__PASSAGE TO READ__:
Largefin pupfish
- Conservation status: Vulnerable (IUCN 3.1)

Scientific classification
- Kingdom: Animalia
- Phylum: Chordata
- Class: Actinopterygii
- Order: Cyprinodontiformes
- Family: Cyprinodontidae
- Genus: Cyprinodon
- Species: C. verecundus
- Binomial name: Cyprinodon verecundus Humphries, 1984

= Largefin pupfish =

- Authority: Humphries, 1984
- Conservation status: VU

Species of fish

The largefin pupfish (Cyprinodon verecundus), also known as cachorrito de dorsal larga, is a small species of pupfish in the family Cyprinodontidae. It is endemic to Lake Chichancanab in Quintana Roo, Mexico. In almost all places, different Cyprinodon species do not overlap in their range, but there are two notable exceptions and one of these is Lake Chichancanab, which is inhabited by C. verecundus, C. beltrani, C. esconditus, C. labiosus, C. maya, C. simus and C. suavium (the other place where several Cyprinodon species live together are lakes in San Salvador Island, the Bahamas). Living together, the Cyprinodon species in Lake Chichancanab have diverged into different niches. Pupfish typically feed on algae and detritus. In Lake Chichancanab, however, C. verecundus has become an amphipod- and bivalve-eater.

__PROVIDED DATA__:
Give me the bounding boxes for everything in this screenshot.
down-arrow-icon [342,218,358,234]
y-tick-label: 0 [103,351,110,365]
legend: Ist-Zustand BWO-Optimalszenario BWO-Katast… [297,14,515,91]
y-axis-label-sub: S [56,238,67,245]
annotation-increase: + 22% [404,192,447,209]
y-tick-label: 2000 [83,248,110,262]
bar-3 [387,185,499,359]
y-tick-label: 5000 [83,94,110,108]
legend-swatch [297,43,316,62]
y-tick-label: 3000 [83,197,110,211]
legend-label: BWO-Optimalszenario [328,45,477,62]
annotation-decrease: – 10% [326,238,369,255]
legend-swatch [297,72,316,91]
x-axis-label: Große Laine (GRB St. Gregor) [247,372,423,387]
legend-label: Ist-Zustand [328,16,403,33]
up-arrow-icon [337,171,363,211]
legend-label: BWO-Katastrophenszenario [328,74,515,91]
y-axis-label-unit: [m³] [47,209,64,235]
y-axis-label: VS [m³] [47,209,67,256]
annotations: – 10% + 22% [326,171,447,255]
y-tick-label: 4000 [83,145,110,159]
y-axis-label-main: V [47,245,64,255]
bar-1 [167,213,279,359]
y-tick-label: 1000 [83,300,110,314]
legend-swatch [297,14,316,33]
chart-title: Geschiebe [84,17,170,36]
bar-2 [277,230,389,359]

__ABOUT THIS TASK__: Pick up the largefin pupfish article at its last sentence and carry it on for a few more sentences.

__SOLVED EXERCISE__:
The IUCN last reviewed C. verecundus in 2019 when it considered the species to be vulnerable to extinction. Among the endemic Cyprinodon species in Lake Chichancanab, only C. beltrani and C. labiosus still occur in some numbers in their habitat, while the remaining are virtually—if not fully—extinct in the wild. At least some of these, including C. verecundus, survive in captivity. The primary reason for their decline is introduced species, notably the Nile tilapia and the tetra Astyanax fasciatus.